Element location listings:
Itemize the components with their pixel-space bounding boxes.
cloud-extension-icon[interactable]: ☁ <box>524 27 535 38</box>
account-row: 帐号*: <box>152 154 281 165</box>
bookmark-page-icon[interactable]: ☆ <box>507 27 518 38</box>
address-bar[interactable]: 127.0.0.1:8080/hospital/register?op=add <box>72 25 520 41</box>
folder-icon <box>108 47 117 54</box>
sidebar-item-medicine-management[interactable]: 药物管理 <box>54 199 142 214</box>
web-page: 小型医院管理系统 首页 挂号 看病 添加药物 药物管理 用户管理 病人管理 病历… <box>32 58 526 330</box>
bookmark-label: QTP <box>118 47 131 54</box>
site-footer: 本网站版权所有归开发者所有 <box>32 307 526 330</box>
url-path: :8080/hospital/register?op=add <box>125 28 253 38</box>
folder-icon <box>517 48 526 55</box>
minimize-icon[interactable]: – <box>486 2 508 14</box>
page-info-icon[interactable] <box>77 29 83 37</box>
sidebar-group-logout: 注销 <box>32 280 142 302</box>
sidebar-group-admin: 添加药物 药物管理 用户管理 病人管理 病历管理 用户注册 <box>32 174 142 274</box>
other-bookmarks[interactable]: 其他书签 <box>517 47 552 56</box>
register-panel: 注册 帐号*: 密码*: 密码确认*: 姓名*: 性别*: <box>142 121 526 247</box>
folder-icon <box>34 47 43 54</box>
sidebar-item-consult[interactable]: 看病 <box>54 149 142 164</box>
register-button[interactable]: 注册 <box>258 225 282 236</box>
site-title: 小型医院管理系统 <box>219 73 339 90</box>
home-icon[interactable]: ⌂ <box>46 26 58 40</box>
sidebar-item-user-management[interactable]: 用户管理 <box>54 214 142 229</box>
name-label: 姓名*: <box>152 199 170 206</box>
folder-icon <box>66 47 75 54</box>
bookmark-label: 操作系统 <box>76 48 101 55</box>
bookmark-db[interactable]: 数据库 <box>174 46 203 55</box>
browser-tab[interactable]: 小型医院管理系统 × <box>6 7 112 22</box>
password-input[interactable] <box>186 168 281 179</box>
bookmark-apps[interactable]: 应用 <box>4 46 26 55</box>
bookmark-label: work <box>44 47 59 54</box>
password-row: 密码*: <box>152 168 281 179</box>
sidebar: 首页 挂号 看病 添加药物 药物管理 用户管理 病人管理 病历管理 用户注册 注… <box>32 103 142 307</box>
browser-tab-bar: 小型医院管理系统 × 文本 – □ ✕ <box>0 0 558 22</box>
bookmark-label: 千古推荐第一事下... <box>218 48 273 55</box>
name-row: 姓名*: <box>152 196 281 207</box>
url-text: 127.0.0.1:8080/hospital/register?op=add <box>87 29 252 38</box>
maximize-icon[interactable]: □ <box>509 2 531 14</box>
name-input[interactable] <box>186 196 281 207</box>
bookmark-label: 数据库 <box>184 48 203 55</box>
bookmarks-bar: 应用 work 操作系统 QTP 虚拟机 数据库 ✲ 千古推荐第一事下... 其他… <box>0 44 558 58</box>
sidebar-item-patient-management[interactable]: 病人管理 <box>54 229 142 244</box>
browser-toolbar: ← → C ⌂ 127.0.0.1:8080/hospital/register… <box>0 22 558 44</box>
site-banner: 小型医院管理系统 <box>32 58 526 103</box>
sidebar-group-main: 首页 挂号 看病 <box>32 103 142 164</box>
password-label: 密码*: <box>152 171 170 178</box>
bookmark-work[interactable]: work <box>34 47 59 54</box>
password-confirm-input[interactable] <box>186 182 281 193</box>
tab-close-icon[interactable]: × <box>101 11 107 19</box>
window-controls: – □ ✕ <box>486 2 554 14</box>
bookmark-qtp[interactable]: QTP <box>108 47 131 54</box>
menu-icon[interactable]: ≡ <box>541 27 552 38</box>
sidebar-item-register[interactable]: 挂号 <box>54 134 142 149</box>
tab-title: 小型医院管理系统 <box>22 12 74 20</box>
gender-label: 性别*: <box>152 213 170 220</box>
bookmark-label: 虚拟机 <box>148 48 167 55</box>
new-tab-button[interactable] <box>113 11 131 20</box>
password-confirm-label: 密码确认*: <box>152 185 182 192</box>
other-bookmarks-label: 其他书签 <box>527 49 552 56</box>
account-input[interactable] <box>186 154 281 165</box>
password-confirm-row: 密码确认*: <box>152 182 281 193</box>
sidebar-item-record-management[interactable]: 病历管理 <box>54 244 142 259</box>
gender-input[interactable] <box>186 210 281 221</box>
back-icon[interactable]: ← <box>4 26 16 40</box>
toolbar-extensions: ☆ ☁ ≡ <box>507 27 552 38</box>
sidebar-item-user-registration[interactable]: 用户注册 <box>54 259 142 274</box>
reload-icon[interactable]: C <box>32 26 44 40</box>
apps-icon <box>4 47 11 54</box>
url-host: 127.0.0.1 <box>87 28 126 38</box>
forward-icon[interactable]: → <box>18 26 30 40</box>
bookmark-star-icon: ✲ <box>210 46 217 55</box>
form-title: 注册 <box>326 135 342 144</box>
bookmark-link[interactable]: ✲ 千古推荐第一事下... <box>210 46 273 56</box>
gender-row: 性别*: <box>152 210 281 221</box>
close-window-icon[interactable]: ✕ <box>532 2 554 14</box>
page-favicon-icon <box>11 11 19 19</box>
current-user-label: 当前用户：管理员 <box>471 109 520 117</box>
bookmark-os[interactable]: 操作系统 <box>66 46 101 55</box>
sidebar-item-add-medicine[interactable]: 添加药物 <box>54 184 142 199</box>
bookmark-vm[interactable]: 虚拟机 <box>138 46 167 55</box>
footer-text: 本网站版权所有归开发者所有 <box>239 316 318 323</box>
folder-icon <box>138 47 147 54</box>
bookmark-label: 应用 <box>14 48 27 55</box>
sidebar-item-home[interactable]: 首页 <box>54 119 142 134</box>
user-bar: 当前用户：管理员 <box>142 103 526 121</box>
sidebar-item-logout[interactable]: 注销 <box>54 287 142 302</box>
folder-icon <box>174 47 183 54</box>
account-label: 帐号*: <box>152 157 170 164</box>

#### PROMPT
Reproduce every line of the listing above word for word, without any change.

#### FULL ANSWER
Itemize the components with their pixel-space bounding boxes.
cloud-extension-icon[interactable]: ☁ <box>524 27 535 38</box>
account-row: 帐号*: <box>152 154 281 165</box>
bookmark-page-icon[interactable]: ☆ <box>507 27 518 38</box>
address-bar[interactable]: 127.0.0.1:8080/hospital/register?op=add <box>72 25 520 41</box>
folder-icon <box>108 47 117 54</box>
sidebar-item-medicine-management[interactable]: 药物管理 <box>54 199 142 214</box>
web-page: 小型医院管理系统 首页 挂号 看病 添加药物 药物管理 用户管理 病人管理 病历… <box>32 58 526 330</box>
bookmark-label: QTP <box>118 47 131 54</box>
site-footer: 本网站版权所有归开发者所有 <box>32 307 526 330</box>
url-path: :8080/hospital/register?op=add <box>125 28 253 38</box>
folder-icon <box>517 48 526 55</box>
minimize-icon[interactable]: – <box>486 2 508 14</box>
page-info-icon[interactable] <box>77 29 83 37</box>
sidebar-group-logout: 注销 <box>32 280 142 302</box>
sidebar-group-admin: 添加药物 药物管理 用户管理 病人管理 病历管理 用户注册 <box>32 174 142 274</box>
other-bookmarks[interactable]: 其他书签 <box>517 47 552 56</box>
register-panel: 注册 帐号*: 密码*: 密码确认*: 姓名*: 性别*: <box>142 121 526 247</box>
folder-icon <box>34 47 43 54</box>
sidebar-item-consult[interactable]: 看病 <box>54 149 142 164</box>
register-button[interactable]: 注册 <box>258 225 282 236</box>
site-title: 小型医院管理系统 <box>219 73 339 90</box>
home-icon[interactable]: ⌂ <box>46 26 58 40</box>
sidebar-item-user-management[interactable]: 用户管理 <box>54 214 142 229</box>
name-label: 姓名*: <box>152 199 170 206</box>
folder-icon <box>66 47 75 54</box>
bookmark-label: 操作系统 <box>76 48 101 55</box>
bookmark-db[interactable]: 数据库 <box>174 46 203 55</box>
browser-tab[interactable]: 小型医院管理系统 × <box>6 7 112 22</box>
password-input[interactable] <box>186 168 281 179</box>
bookmark-apps[interactable]: 应用 <box>4 46 26 55</box>
bookmark-label: work <box>44 47 59 54</box>
password-row: 密码*: <box>152 168 281 179</box>
sidebar: 首页 挂号 看病 添加药物 药物管理 用户管理 病人管理 病历管理 用户注册 注… <box>32 103 142 307</box>
browser-tab-bar: 小型医院管理系统 × 文本 – □ ✕ <box>0 0 558 22</box>
bookmark-label: 千古推荐第一事下... <box>218 48 273 55</box>
name-row: 姓名*: <box>152 196 281 207</box>
url-text: 127.0.0.1:8080/hospital/register?op=add <box>87 29 252 38</box>
maximize-icon[interactable]: □ <box>509 2 531 14</box>
name-input[interactable] <box>186 196 281 207</box>
bookmark-label: 数据库 <box>184 48 203 55</box>
bookmarks-bar: 应用 work 操作系统 QTP 虚拟机 数据库 ✲ 千古推荐第一事下... 其他… <box>0 44 558 58</box>
sidebar-item-patient-management[interactable]: 病人管理 <box>54 229 142 244</box>
browser-toolbar: ← → C ⌂ 127.0.0.1:8080/hospital/register… <box>0 22 558 44</box>
site-banner: 小型医院管理系统 <box>32 58 526 103</box>
sidebar-group-main: 首页 挂号 看病 <box>32 103 142 164</box>
password-label: 密码*: <box>152 171 170 178</box>
bookmark-work[interactable]: work <box>34 47 59 54</box>
password-confirm-input[interactable] <box>186 182 281 193</box>
tab-close-icon[interactable]: × <box>101 11 107 19</box>
window-controls: – □ ✕ <box>486 2 554 14</box>
bookmark-qtp[interactable]: QTP <box>108 47 131 54</box>
menu-icon[interactable]: ≡ <box>541 27 552 38</box>
sidebar-item-register[interactable]: 挂号 <box>54 134 142 149</box>
tab-title: 小型医院管理系统 <box>22 12 74 20</box>
gender-label: 性别*: <box>152 213 170 220</box>
bookmark-label: 虚拟机 <box>148 48 167 55</box>
new-tab-button[interactable] <box>113 11 131 20</box>
password-confirm-label: 密码确认*: <box>152 185 182 192</box>
other-bookmarks-label: 其他书签 <box>527 49 552 56</box>
account-input[interactable] <box>186 154 281 165</box>
password-confirm-row: 密码确认*: <box>152 182 281 193</box>
sidebar-item-record-management[interactable]: 病历管理 <box>54 244 142 259</box>
gender-input[interactable] <box>186 210 281 221</box>
back-icon[interactable]: ← <box>4 26 16 40</box>
toolbar-extensions: ☆ ☁ ≡ <box>507 27 552 38</box>
sidebar-item-user-registration[interactable]: 用户注册 <box>54 259 142 274</box>
reload-icon[interactable]: C <box>32 26 44 40</box>
apps-icon <box>4 47 11 54</box>
url-host: 127.0.0.1 <box>87 28 126 38</box>
forward-icon[interactable]: → <box>18 26 30 40</box>
bookmark-star-icon: ✲ <box>210 46 217 55</box>
form-title: 注册 <box>326 135 342 144</box>
bookmark-link[interactable]: ✲ 千古推荐第一事下... <box>210 46 273 56</box>
gender-row: 性别*: <box>152 210 281 221</box>
close-window-icon[interactable]: ✕ <box>532 2 554 14</box>
page-favicon-icon <box>11 11 19 19</box>
current-user-label: 当前用户：管理员 <box>471 109 520 117</box>
bookmark-os[interactable]: 操作系统 <box>66 46 101 55</box>
sidebar-item-add-medicine[interactable]: 添加药物 <box>54 184 142 199</box>
bookmark-vm[interactable]: 虚拟机 <box>138 46 167 55</box>
footer-text: 本网站版权所有归开发者所有 <box>239 316 318 323</box>
folder-icon <box>138 47 147 54</box>
bookmark-label: 应用 <box>14 48 27 55</box>
sidebar-item-home[interactable]: 首页 <box>54 119 142 134</box>
user-bar: 当前用户：管理员 <box>142 103 526 121</box>
sidebar-item-logout[interactable]: 注销 <box>54 287 142 302</box>
folder-icon <box>174 47 183 54</box>
account-label: 帐号*: <box>152 157 170 164</box>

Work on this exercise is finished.